**Raw records:**

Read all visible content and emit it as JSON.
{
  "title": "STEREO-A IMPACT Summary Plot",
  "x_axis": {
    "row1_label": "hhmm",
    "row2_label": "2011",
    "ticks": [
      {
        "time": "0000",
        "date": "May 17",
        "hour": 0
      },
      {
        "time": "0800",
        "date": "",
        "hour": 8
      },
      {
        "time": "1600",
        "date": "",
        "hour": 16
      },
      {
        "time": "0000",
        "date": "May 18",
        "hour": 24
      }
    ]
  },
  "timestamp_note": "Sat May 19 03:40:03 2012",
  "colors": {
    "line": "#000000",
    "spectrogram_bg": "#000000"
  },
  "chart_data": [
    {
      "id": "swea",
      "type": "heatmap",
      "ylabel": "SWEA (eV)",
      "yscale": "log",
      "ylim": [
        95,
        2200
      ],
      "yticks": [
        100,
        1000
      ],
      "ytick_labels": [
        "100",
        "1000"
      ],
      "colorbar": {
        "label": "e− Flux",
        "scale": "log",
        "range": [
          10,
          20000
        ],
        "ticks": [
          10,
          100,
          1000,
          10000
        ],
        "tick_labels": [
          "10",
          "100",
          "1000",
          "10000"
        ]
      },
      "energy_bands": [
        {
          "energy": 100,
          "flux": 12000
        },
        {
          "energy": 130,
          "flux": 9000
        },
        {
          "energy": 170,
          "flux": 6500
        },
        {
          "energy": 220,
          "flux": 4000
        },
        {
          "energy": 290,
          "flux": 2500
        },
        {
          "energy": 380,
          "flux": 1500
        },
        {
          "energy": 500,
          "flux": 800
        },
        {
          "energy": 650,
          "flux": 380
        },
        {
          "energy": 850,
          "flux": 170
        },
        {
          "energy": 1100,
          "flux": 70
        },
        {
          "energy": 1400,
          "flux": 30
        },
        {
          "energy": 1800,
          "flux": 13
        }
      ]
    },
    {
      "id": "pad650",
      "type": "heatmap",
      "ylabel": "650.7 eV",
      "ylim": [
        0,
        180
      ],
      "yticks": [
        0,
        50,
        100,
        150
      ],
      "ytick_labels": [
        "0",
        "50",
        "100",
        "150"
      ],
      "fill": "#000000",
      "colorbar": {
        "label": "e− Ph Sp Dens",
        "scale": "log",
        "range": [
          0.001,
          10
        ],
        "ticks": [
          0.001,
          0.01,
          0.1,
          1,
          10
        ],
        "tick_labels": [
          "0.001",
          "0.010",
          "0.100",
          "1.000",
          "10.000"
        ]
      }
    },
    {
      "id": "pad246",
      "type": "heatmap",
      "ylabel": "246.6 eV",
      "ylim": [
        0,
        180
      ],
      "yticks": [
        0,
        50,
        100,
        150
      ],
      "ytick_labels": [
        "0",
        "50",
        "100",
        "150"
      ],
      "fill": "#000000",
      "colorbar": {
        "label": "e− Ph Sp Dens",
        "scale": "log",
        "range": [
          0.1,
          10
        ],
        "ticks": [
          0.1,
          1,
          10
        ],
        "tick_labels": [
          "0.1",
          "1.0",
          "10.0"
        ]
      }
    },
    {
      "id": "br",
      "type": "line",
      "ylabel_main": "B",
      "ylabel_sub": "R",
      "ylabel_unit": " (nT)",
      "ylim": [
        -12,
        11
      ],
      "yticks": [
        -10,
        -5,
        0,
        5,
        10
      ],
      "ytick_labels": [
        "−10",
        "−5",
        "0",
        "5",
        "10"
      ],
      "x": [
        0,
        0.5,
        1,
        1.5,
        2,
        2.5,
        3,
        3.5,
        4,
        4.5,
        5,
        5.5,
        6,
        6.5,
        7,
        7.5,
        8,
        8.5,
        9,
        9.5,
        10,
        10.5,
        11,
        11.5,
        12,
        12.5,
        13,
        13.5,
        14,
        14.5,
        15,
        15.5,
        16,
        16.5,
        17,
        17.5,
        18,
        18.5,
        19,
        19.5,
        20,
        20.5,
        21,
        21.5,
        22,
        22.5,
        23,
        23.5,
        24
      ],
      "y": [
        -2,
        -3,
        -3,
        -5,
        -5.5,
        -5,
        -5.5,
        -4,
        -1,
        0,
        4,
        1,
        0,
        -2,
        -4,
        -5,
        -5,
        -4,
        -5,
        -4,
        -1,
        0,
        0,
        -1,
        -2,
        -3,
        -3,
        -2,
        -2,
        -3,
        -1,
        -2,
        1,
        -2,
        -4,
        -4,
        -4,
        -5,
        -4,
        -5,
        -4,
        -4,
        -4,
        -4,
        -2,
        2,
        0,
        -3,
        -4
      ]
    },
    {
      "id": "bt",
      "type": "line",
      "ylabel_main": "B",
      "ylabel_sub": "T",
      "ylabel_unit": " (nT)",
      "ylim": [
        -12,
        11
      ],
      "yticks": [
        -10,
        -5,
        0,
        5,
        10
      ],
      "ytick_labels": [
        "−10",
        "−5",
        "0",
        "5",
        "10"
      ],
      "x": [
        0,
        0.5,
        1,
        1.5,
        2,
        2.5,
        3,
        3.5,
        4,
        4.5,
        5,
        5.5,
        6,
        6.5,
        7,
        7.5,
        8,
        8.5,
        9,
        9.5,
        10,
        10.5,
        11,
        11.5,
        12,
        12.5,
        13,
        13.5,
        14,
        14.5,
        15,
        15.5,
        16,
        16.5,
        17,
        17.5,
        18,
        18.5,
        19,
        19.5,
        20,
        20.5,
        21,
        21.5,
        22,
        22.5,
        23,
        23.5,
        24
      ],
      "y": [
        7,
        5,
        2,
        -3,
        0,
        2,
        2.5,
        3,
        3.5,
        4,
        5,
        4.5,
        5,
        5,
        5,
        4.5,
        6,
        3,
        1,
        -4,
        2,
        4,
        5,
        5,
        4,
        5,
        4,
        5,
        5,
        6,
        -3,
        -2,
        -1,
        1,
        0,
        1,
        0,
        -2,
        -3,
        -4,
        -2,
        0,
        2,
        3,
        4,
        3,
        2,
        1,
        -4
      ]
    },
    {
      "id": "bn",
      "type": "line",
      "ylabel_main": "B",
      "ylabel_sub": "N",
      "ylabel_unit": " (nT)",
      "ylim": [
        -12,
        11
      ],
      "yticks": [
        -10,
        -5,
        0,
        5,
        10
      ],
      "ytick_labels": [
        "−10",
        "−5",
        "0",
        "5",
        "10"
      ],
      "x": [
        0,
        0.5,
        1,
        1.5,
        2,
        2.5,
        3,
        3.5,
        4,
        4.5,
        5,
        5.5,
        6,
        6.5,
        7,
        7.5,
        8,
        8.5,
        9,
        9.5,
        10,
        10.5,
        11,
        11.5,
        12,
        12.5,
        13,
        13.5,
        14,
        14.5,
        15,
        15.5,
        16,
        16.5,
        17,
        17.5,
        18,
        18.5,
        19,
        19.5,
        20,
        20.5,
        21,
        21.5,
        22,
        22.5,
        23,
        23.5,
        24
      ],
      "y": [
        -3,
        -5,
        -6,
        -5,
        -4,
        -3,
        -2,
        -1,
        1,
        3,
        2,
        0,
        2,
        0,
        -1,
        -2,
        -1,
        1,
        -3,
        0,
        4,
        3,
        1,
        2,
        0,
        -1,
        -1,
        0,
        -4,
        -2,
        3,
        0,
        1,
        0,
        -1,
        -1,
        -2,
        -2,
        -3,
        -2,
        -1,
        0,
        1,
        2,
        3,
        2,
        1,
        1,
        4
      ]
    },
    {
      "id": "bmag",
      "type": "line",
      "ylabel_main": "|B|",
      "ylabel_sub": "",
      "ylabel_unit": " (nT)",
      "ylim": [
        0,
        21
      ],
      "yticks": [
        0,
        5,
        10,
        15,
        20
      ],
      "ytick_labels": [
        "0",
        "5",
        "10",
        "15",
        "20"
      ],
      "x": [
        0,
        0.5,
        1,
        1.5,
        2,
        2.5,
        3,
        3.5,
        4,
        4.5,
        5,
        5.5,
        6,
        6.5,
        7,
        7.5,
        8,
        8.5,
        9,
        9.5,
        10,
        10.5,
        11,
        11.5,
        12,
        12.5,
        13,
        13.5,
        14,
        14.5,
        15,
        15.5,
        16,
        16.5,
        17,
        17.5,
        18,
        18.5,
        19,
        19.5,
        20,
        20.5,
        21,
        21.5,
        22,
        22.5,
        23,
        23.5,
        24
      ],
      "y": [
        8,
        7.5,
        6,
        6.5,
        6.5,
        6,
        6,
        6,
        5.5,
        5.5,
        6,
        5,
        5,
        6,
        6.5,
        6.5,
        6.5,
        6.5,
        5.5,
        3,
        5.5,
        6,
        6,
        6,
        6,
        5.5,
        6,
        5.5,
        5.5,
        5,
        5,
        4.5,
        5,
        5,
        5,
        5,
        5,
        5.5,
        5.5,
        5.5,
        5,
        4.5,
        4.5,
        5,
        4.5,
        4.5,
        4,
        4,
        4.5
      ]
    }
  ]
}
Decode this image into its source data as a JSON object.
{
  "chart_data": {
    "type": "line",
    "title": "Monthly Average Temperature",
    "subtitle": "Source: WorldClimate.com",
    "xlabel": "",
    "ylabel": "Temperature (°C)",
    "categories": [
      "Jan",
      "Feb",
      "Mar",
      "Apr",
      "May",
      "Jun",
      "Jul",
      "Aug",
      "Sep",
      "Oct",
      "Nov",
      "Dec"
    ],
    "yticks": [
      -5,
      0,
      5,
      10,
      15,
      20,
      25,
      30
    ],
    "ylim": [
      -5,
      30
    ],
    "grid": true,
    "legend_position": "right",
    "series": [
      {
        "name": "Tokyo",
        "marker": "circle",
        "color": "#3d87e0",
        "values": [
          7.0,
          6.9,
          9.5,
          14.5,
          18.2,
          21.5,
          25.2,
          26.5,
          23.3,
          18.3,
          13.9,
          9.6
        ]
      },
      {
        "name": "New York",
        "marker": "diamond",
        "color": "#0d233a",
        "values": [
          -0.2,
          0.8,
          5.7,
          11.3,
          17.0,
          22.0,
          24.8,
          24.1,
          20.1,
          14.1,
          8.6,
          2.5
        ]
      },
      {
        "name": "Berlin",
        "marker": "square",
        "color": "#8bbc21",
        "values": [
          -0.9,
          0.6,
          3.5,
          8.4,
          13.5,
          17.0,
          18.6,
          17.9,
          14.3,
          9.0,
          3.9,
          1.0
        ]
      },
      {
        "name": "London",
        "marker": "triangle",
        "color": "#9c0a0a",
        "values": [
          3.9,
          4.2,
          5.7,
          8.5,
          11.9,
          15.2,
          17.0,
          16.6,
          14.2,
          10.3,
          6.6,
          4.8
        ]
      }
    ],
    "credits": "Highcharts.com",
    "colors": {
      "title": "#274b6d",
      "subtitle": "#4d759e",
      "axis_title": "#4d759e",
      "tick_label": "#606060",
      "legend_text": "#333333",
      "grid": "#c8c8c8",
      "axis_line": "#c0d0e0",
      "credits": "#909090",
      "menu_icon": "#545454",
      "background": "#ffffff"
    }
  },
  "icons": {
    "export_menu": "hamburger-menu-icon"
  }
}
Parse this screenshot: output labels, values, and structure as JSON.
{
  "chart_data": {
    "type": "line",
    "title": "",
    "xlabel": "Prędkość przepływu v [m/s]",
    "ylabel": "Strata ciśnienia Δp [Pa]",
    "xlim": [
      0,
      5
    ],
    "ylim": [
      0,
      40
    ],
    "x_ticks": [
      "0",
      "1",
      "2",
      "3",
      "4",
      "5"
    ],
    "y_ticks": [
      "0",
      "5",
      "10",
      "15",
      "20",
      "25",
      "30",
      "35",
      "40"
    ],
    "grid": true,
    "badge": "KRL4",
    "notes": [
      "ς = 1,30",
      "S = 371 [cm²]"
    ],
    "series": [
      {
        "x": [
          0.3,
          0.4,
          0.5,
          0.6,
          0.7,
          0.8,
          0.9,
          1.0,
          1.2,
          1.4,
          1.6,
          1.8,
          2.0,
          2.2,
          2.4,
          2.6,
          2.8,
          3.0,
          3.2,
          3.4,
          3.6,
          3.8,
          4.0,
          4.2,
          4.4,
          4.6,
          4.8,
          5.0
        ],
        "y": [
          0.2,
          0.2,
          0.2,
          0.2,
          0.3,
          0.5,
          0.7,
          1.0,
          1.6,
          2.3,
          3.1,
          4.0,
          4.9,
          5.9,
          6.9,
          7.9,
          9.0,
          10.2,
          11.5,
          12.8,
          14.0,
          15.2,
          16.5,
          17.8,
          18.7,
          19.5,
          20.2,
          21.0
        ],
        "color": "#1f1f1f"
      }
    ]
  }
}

**Your goal:**
Scan the material line by line and report each one that contains "JSON".

**Complete response:**
Read all visible content and emit it as JSON.
Decode this image into its source data as a JSON object.
Parse this screenshot: output labels, values, and structure as JSON.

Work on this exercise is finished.